* **Dataset excerpts**

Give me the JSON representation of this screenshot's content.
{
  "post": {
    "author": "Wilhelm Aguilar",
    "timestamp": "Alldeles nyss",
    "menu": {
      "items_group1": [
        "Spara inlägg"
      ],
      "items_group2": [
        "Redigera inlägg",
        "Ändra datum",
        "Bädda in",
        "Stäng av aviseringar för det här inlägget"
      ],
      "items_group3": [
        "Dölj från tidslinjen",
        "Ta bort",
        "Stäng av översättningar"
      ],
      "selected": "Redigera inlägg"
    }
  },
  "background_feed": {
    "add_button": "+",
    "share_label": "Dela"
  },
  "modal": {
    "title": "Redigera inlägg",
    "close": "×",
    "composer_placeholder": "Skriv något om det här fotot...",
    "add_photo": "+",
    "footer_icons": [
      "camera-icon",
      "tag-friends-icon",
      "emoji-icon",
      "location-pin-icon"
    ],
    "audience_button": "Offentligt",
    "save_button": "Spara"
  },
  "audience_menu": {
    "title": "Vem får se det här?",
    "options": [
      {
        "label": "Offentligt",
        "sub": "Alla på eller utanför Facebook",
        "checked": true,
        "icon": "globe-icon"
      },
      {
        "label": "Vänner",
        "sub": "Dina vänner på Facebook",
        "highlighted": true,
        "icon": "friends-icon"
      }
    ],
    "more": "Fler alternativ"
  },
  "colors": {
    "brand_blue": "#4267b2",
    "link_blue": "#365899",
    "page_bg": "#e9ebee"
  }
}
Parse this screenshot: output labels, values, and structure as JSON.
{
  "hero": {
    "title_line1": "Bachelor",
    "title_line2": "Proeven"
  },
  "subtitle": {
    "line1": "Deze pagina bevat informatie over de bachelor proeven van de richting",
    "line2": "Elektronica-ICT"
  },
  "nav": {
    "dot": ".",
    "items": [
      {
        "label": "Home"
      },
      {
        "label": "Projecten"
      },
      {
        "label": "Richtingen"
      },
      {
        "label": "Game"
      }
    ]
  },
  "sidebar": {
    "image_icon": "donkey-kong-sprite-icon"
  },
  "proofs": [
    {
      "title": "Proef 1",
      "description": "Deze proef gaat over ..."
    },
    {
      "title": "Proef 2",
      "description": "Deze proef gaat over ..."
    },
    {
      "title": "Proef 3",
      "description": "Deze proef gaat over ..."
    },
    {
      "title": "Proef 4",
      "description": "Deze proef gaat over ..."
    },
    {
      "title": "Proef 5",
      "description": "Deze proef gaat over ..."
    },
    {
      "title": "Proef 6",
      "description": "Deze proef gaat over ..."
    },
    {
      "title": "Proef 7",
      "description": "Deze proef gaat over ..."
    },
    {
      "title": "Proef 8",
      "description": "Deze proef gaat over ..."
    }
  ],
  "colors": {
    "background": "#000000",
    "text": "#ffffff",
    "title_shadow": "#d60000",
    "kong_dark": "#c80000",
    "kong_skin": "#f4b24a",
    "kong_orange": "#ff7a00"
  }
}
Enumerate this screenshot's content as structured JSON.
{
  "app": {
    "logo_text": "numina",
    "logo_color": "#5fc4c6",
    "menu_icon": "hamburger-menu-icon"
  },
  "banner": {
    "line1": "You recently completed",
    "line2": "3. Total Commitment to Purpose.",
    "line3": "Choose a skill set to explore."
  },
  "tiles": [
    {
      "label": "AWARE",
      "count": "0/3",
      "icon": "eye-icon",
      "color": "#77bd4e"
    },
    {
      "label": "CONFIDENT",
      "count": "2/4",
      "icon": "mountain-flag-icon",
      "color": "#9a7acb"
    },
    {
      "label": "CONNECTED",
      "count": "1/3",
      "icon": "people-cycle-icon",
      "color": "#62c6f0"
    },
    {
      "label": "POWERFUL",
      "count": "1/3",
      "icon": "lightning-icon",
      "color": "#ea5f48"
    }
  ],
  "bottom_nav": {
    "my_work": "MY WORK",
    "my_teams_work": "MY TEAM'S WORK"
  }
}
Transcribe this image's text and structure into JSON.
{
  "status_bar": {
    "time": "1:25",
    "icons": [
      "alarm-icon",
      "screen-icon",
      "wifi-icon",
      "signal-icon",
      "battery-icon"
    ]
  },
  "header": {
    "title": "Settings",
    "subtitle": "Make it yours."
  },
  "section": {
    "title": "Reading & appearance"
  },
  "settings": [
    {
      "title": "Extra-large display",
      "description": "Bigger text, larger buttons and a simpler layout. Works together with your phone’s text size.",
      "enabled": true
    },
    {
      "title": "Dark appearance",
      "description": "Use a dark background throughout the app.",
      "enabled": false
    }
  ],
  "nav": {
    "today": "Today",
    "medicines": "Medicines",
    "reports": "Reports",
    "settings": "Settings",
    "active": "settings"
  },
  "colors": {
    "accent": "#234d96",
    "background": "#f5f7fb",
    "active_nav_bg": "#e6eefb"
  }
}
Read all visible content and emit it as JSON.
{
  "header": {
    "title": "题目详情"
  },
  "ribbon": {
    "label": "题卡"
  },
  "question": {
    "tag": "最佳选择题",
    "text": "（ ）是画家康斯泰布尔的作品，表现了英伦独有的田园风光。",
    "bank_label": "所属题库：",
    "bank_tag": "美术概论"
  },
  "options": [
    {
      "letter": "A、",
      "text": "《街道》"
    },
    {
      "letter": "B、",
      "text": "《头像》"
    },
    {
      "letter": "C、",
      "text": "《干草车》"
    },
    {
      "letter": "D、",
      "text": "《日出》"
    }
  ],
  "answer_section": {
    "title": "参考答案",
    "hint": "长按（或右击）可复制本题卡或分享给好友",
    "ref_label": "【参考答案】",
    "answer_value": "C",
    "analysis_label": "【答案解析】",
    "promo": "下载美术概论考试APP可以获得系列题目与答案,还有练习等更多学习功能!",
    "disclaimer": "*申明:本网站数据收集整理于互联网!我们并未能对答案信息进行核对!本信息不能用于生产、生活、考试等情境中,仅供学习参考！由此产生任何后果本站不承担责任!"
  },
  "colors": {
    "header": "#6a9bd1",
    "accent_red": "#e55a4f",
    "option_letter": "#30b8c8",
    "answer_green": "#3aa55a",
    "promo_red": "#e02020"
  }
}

* **Written instruction**
Restate every record exactly, leaving nothing out.

* **Answer for the task**
Give me the JSON representation of this screenshot's content.
{
  "post": {
    "author": "Wilhelm Aguilar",
    "timestamp": "Alldeles nyss",
    "menu": {
      "items_group1": [
        "Spara inlägg"
      ],
      "items_group2": [
        "Redigera inlägg",
        "Ändra datum",
        "Bädda in",
        "Stäng av aviseringar för det här inlägget"
      ],
      "items_group3": [
        "Dölj från tidslinjen",
        "Ta bort",
        "Stäng av översättningar"
      ],
      "selected": "Redigera inlägg"
    }
  },
  "background_feed": {
    "add_button": "+",
    "share_label": "Dela"
  },
  "modal": {
    "title": "Redigera inlägg",
    "close": "×",
    "composer_placeholder": "Skriv något om det här fotot...",
    "add_photo": "+",
    "footer_icons": [
      "camera-icon",
      "tag-friends-icon",
      "emoji-icon",
      "location-pin-icon"
    ],
    "audience_button": "Offentligt",
    "save_button": "Spara"
  },
  "audience_menu": {
    "title": "Vem får se det här?",
    "options": [
      {
        "label": "Offentligt",
        "sub": "Alla på eller utanför Facebook",
        "checked": true,
        "icon": "globe-icon"
      },
      {
        "label": "Vänner",
        "sub": "Dina vänner på Facebook",
        "highlighted": true,
        "icon": "friends-icon"
      }
    ],
    "more": "Fler alternativ"
  },
  "colors": {
    "brand_blue": "#4267b2",
    "link_blue": "#365899",
    "page_bg": "#e9ebee"
  }
}
Parse this screenshot: output labels, values, and structure as JSON.
{
  "hero": {
    "title_line1": "Bachelor",
    "title_line2": "Proeven"
  },
  "subtitle": {
    "line1": "Deze pagina bevat informatie over de bachelor proeven van de richting",
    "line2": "Elektronica-ICT"
  },
  "nav": {
    "dot": ".",
    "items": [
      {
        "label": "Home"
      },
      {
        "label": "Projecten"
      },
      {
        "label": "Richtingen"
      },
      {
        "label": "Game"
      }
    ]
  },
  "sidebar": {
    "image_icon": "donkey-kong-sprite-icon"
  },
  "proofs": [
    {
      "title": "Proef 1",
      "description": "Deze proef gaat over ..."
    },
    {
      "title": "Proef 2",
      "description": "Deze proef gaat over ..."
    },
    {
      "title": "Proef 3",
      "description": "Deze proef gaat over ..."
    },
    {
      "title": "Proef 4",
      "description": "Deze proef gaat over ..."
    },
    {
      "title": "Proef 5",
      "description": "Deze proef gaat over ..."
    },
    {
      "title": "Proef 6",
      "description": "Deze proef gaat over ..."
    },
    {
      "title": "Proef 7",
      "description": "Deze proef gaat over ..."
    },
    {
      "title": "Proef 8",
      "description": "Deze proef gaat over ..."
    }
  ],
  "colors": {
    "background": "#000000",
    "text": "#ffffff",
    "title_shadow": "#d60000",
    "kong_dark": "#c80000",
    "kong_skin": "#f4b24a",
    "kong_orange": "#ff7a00"
  }
}
Enumerate this screenshot's content as structured JSON.
{
  "app": {
    "logo_text": "numina",
    "logo_color": "#5fc4c6",
    "menu_icon": "hamburger-menu-icon"
  },
  "banner": {
    "line1": "You recently completed",
    "line2": "3. Total Commitment to Purpose.",
    "line3": "Choose a skill set to explore."
  },
  "tiles": [
    {
      "label": "AWARE",
      "count": "0/3",
      "icon": "eye-icon",
      "color": "#77bd4e"
    },
    {
      "label": "CONFIDENT",
      "count": "2/4",
      "icon": "mountain-flag-icon",
      "color": "#9a7acb"
    },
    {
      "label": "CONNECTED",
      "count": "1/3",
      "icon": "people-cycle-icon",
      "color": "#62c6f0"
    },
    {
      "label": "POWERFUL",
      "count": "1/3",
      "icon": "lightning-icon",
      "color": "#ea5f48"
    }
  ],
  "bottom_nav": {
    "my_work": "MY WORK",
    "my_teams_work": "MY TEAM'S WORK"
  }
}
Transcribe this image's text and structure into JSON.
{
  "status_bar": {
    "time": "1:25",
    "icons": [
      "alarm-icon",
      "screen-icon",
      "wifi-icon",
      "signal-icon",
      "battery-icon"
    ]
  },
  "header": {
    "title": "Settings",
    "subtitle": "Make it yours."
  },
  "section": {
    "title": "Reading & appearance"
  },
  "settings": [
    {
      "title": "Extra-large display",
      "description": "Bigger text, larger buttons and a simpler layout. Works together with your phone’s text size.",
      "enabled": true
    },
    {
      "title": "Dark appearance",
      "description": "Use a dark background throughout the app.",
      "enabled": false
    }
  ],
  "nav": {
    "today": "Today",
    "medicines": "Medicines",
    "reports": "Reports",
    "settings": "Settings",
    "active": "settings"
  },
  "colors": {
    "accent": "#234d96",
    "background": "#f5f7fb",
    "active_nav_bg": "#e6eefb"
  }
}
Read all visible content and emit it as JSON.
{
  "header": {
    "title": "题目详情"
  },
  "ribbon": {
    "label": "题卡"
  },
  "question": {
    "tag": "最佳选择题",
    "text": "（ ）是画家康斯泰布尔的作品，表现了英伦独有的田园风光。",
    "bank_label": "所属题库：",
    "bank_tag": "美术概论"
  },
  "options": [
    {
      "letter": "A、",
      "text": "《街道》"
    },
    {
      "letter": "B、",
      "text": "《头像》"
    },
    {
      "letter": "C、",
      "text": "《干草车》"
    },
    {
      "letter": "D、",
      "text": "《日出》"
    }
  ],
  "answer_section": {
    "title": "参考答案",
    "hint": "长按（或右击）可复制本题卡或分享给好友",
    "ref_label": "【参考答案】",
    "answer_value": "C",
    "analysis_label": "【答案解析】",
    "promo": "下载美术概论考试APP可以获得系列题目与答案,还有练习等更多学习功能!",
    "disclaimer": "*申明:本网站数据收集整理于互联网!我们并未能对答案信息进行核对!本信息不能用于生产、生活、考试等情境中,仅供学习参考！由此产生任何后果本站不承担责任!"
  },
  "colors": {
    "header": "#6a9bd1",
    "accent_red": "#e55a4f",
    "option_letter": "#30b8c8",
    "answer_green": "#3aa55a",
    "promo_red": "#e02020"
  }
}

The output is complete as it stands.